Provided data:
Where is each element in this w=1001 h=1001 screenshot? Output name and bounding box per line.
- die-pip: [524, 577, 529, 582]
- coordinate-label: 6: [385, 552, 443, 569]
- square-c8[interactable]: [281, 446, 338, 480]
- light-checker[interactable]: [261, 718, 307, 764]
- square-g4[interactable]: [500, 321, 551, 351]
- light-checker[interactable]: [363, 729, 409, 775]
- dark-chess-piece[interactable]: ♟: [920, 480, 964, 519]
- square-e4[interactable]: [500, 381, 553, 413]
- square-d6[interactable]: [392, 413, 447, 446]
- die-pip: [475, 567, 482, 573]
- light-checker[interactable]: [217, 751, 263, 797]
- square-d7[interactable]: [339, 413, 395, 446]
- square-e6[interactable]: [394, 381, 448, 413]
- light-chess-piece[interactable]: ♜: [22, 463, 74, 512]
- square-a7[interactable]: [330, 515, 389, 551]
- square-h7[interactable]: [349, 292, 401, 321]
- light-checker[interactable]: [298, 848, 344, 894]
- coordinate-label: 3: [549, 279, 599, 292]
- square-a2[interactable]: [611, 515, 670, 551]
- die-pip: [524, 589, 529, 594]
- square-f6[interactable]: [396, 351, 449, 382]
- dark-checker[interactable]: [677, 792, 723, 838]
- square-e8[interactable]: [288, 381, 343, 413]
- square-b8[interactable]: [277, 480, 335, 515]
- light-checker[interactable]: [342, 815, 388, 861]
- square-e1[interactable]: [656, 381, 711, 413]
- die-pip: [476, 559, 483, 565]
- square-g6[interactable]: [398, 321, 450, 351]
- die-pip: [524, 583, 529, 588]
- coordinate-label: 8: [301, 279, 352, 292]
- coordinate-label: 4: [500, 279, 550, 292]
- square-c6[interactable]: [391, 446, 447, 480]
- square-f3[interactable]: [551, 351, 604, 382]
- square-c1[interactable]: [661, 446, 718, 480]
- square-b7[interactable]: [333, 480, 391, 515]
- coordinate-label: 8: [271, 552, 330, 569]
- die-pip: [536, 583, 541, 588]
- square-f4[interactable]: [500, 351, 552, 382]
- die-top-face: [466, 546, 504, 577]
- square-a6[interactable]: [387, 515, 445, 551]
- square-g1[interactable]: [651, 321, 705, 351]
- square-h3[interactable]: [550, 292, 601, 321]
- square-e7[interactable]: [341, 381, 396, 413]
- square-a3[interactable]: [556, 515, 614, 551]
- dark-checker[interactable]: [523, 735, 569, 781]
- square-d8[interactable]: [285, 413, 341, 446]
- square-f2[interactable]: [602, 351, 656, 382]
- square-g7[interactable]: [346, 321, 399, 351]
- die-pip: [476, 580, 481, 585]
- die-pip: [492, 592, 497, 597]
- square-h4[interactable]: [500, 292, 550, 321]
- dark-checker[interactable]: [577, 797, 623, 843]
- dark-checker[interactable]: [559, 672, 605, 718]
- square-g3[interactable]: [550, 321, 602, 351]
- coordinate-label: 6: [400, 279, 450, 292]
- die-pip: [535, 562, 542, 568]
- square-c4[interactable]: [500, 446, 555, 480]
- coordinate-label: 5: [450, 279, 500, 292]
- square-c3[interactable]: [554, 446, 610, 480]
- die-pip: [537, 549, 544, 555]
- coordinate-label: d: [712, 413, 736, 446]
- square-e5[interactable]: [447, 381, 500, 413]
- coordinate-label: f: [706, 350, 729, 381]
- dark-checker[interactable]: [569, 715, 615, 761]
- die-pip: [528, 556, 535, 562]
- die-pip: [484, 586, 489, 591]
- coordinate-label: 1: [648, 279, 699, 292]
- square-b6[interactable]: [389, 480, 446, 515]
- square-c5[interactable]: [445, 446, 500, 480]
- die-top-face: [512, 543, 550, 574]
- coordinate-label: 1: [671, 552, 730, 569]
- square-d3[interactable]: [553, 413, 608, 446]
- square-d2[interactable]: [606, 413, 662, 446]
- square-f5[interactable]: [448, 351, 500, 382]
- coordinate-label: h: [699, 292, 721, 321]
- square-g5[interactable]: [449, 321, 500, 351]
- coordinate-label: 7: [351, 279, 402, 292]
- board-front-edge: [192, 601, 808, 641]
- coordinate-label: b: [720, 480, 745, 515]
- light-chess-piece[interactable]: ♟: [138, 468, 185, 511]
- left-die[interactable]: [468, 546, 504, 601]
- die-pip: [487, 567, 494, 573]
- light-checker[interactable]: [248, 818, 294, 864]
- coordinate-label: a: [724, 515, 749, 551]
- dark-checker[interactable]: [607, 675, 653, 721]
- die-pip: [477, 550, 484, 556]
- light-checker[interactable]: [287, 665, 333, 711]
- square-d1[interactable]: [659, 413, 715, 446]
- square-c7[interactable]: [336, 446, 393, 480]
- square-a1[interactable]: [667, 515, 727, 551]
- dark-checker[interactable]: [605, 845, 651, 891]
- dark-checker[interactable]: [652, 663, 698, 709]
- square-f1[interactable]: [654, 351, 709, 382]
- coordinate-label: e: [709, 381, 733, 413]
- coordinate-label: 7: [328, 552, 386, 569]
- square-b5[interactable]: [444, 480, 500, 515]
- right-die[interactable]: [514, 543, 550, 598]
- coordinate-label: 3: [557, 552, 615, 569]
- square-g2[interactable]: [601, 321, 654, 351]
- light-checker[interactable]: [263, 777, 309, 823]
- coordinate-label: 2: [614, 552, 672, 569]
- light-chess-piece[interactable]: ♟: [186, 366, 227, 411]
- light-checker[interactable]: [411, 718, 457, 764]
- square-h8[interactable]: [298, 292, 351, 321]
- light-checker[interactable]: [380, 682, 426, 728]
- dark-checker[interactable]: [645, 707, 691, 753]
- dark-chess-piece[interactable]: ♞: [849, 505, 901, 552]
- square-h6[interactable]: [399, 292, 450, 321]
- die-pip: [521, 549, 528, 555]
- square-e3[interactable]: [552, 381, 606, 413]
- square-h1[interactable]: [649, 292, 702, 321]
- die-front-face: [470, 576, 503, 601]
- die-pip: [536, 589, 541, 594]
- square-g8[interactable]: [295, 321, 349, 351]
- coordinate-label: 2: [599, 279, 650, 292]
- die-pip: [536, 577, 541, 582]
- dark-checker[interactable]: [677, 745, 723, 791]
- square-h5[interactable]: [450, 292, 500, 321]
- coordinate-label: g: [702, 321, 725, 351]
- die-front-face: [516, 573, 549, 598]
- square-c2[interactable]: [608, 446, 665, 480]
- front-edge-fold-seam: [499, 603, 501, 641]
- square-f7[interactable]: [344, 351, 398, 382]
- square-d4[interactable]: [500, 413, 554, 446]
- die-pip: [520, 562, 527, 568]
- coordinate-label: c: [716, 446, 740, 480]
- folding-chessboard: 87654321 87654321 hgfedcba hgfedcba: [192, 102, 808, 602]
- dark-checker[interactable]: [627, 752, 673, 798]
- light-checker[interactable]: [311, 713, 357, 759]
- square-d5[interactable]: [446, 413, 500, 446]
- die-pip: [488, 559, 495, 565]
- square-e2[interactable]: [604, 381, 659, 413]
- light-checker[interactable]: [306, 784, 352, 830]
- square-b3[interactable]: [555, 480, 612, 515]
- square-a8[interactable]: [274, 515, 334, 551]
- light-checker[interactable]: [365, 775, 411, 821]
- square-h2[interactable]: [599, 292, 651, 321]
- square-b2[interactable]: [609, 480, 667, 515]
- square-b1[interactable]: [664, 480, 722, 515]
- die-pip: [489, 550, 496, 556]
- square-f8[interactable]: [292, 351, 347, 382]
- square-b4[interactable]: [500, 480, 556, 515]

Required task: Reproduce the items word for word, starting at their first line and ending at the line that contains "- square-f3[interactable]: [551, 351, 604, 382]", with that line included.

Solution to this exercise:
Where is each element in this w=1001 h=1001 screenshot? Output name and bounding box per line.
- die-pip: [524, 577, 529, 582]
- coordinate-label: 6: [385, 552, 443, 569]
- square-c8[interactable]: [281, 446, 338, 480]
- light-checker[interactable]: [261, 718, 307, 764]
- square-g4[interactable]: [500, 321, 551, 351]
- light-checker[interactable]: [363, 729, 409, 775]
- dark-chess-piece[interactable]: ♟: [920, 480, 964, 519]
- square-e4[interactable]: [500, 381, 553, 413]
- square-d6[interactable]: [392, 413, 447, 446]
- die-pip: [475, 567, 482, 573]
- light-checker[interactable]: [217, 751, 263, 797]
- square-d7[interactable]: [339, 413, 395, 446]
- square-e6[interactable]: [394, 381, 448, 413]
- light-chess-piece[interactable]: ♜: [22, 463, 74, 512]
- square-a7[interactable]: [330, 515, 389, 551]
- square-h7[interactable]: [349, 292, 401, 321]
- light-checker[interactable]: [298, 848, 344, 894]
- coordinate-label: 3: [549, 279, 599, 292]
- square-a2[interactable]: [611, 515, 670, 551]
- die-pip: [524, 589, 529, 594]
- square-f6[interactable]: [396, 351, 449, 382]
- dark-checker[interactable]: [677, 792, 723, 838]
- square-e8[interactable]: [288, 381, 343, 413]
- square-b8[interactable]: [277, 480, 335, 515]
- light-checker[interactable]: [342, 815, 388, 861]
- square-e1[interactable]: [656, 381, 711, 413]
- die-pip: [476, 559, 483, 565]
- square-g6[interactable]: [398, 321, 450, 351]
- die-pip: [524, 583, 529, 588]
- coordinate-label: 8: [301, 279, 352, 292]
- coordinate-label: 4: [500, 279, 550, 292]
- square-c6[interactable]: [391, 446, 447, 480]
- square-f3[interactable]: [551, 351, 604, 382]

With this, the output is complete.